Look through the records that follow. Copy every line containing the word "ldquo".

*** Exercise inputs ***

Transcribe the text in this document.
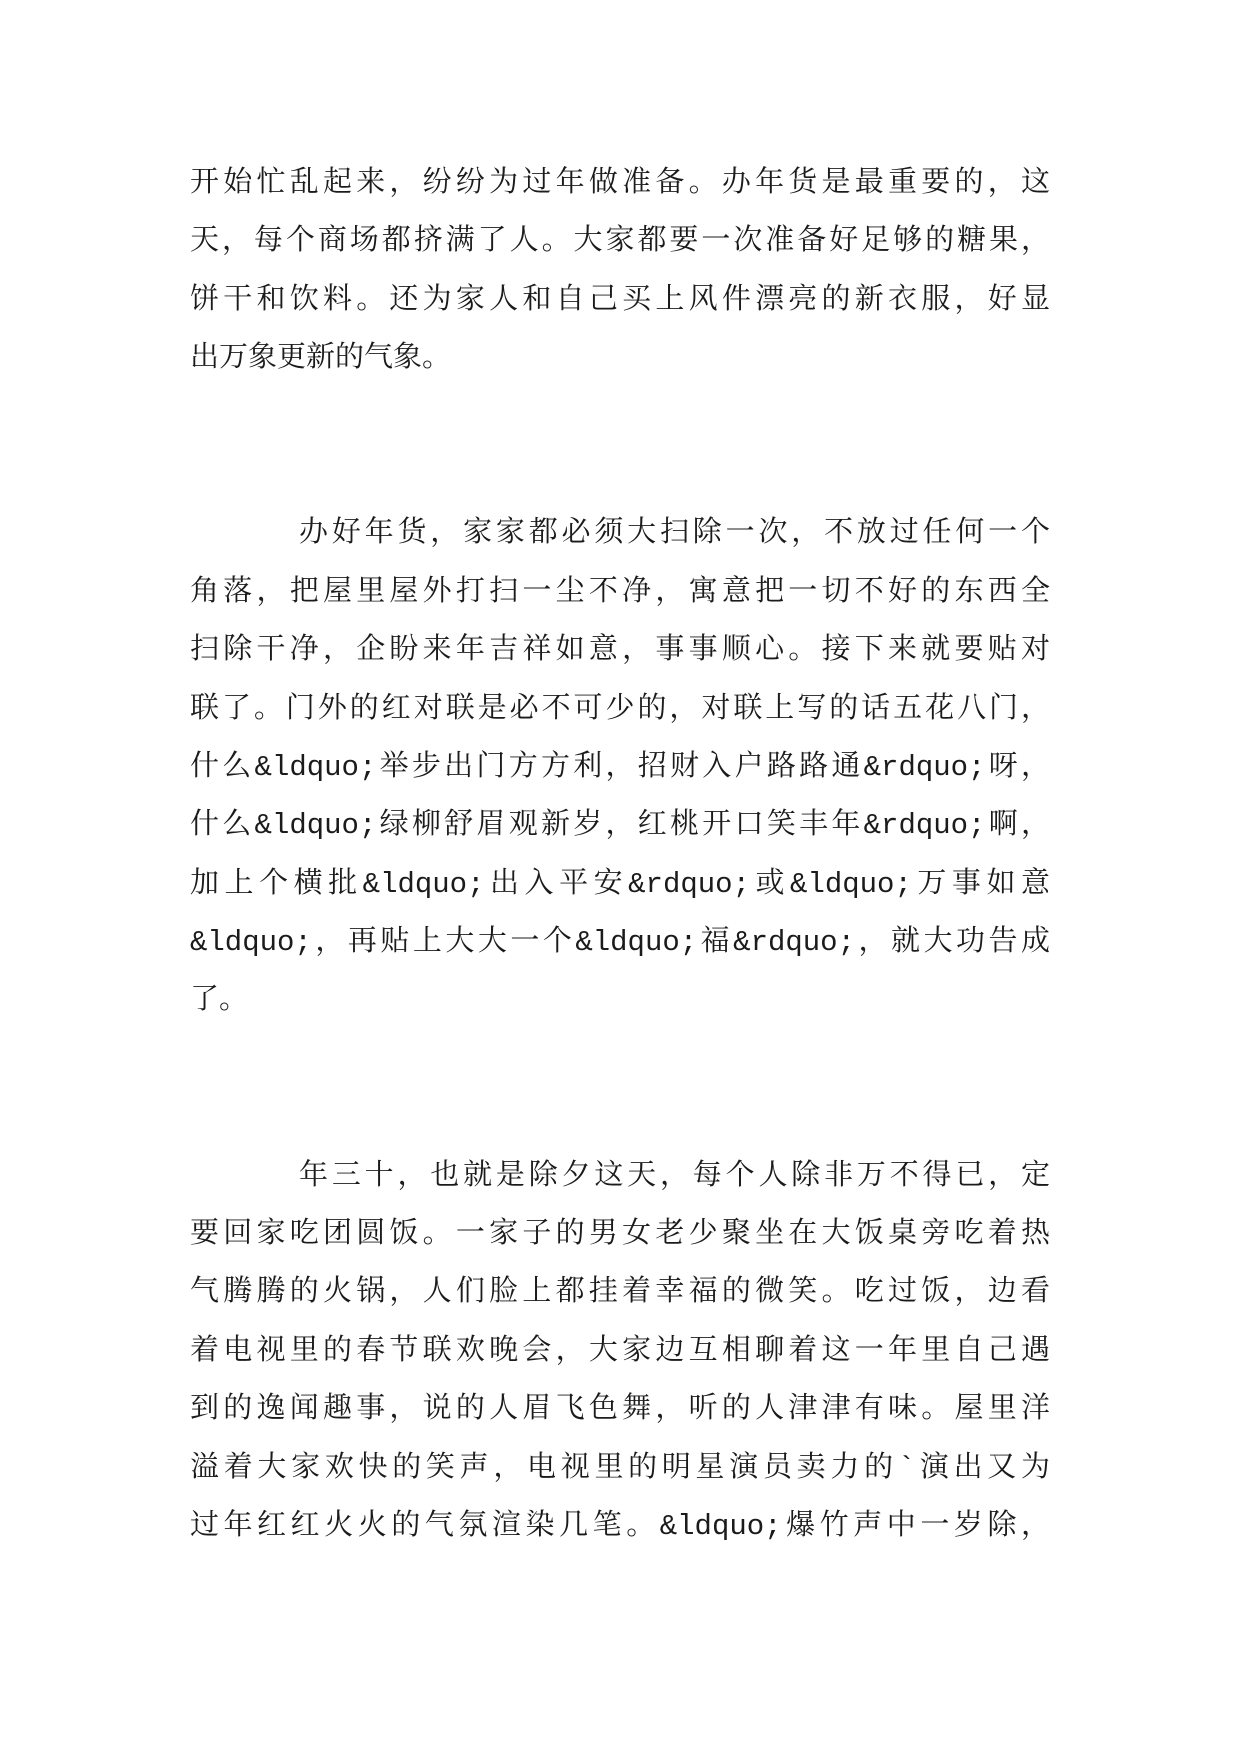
开始忙乱起来，纷纷为过年做准备。办年货是最重要的，这
天，每个商场都挤满了人。大家都要一次准备好足够的糖果，
饼干和饮料。还为家人和自己买上风件漂亮的新衣服，好显
出万象更新的气象。
办好年货，家家都必须大扫除一次，不放过任何一个
角落，把屋里屋外打扫一尘不净，寓意把一切不好的东西全
扫除干净，企盼来年吉祥如意，事事顺心。接下来就要贴对
联了。门外的红对联是必不可少的，对联上写的话五花八门，
什么&ldquo;举步出门方方利，招财入户路路通&rdquo;呀，
什么&ldquo;绿柳舒眉观新岁，红桃开口笑丰年&rdquo;啊，
加上个横批&ldquo;出入平安&rdquo;或&ldquo;万事如意
&ldquo;，再贴上大大一个&ldquo;福&rdquo;，就大功告成
了。
年三十，也就是除夕这天，每个人除非万不得已，定
要回家吃团圆饭。一家子的男女老少聚坐在大饭桌旁吃着热
气腾腾的火锅，人们脸上都挂着幸福的微笑。吃过饭，边看
着电视里的春节联欢晚会，大家边互相聊着这一年里自己遇
到的逸闻趣事，说的人眉飞色舞，听的人津津有味。屋里洋
溢着大家欢快的笑声，电视里的明星演员卖力的`演出又为
过年红红火火的气氛渲染几笔。&ldquo;爆竹声中一岁除，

***

Output:
什么&ldquo;举步出门方方利，招财入户路路通&rdquo;呀，
什么&ldquo;绿柳舒眉观新岁，红桃开口笑丰年&rdquo;啊，
加上个横批&ldquo;出入平安&rdquo;或&ldquo;万事如意
&ldquo;，再贴上大大一个&ldquo;福&rdquo;，就大功告成
过年红红火火的气氛渲染几笔。&ldquo;爆竹声中一岁除，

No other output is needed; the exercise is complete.